Stored records
****

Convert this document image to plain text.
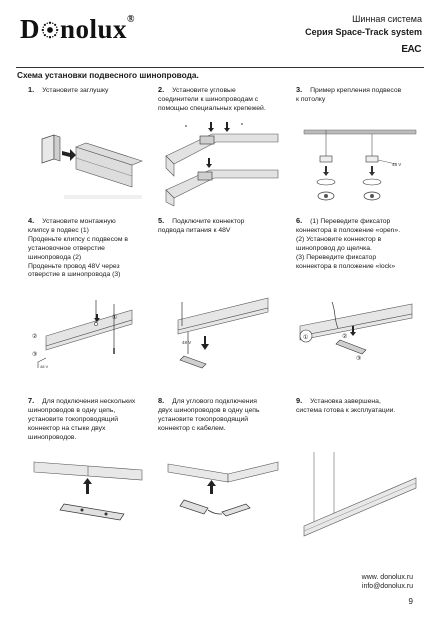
D nolux®	Шинная система
Серия Space-Track system
EAC
Схема установки подвесного шинопровода.
1. Установите заглушку	2. Установите угловые
соединители к шинопроводам с
помощью специальных крепежей.
3. Пример крепления подвесов
к потолку
4. Установите монтажную
клипсу в подвес (1)
Проденьте клипсу с подвесом в
установочное отверстие
шинопровода (2)
Проденьте провод 48V через
отверстие в шинопровода (3)
5. Подключите коннектор
подвода питания к 48V
6. (1) Переведите фиксатор
коннектора в положение «open».
(2) Установите коннектор в
шинопровод до щелчка.
(3) Переведите фиксатор
коннектора в положение «lock»
7. Для подключения нескольких
шинопроводов в одну цепь,
установите токопроводящий
коннектор на стыке двух
шинопроводов.
8. Для углового подключения
двух шинопроводов в одну цепь
установите токопроводящий
коннектор с кабелем.
9. Установка завершена,
система готова к эксплуатации.
48 V
①
②
③
48 V
48 V
①	②
③
www. donolux.ru
info@donolux.ru
9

****

Scan the material above. Copy each line where "цепь" occurs.

→ **THE ANSWER**
шинопроводов в одну цепь,
двух шинопроводов в одну цепь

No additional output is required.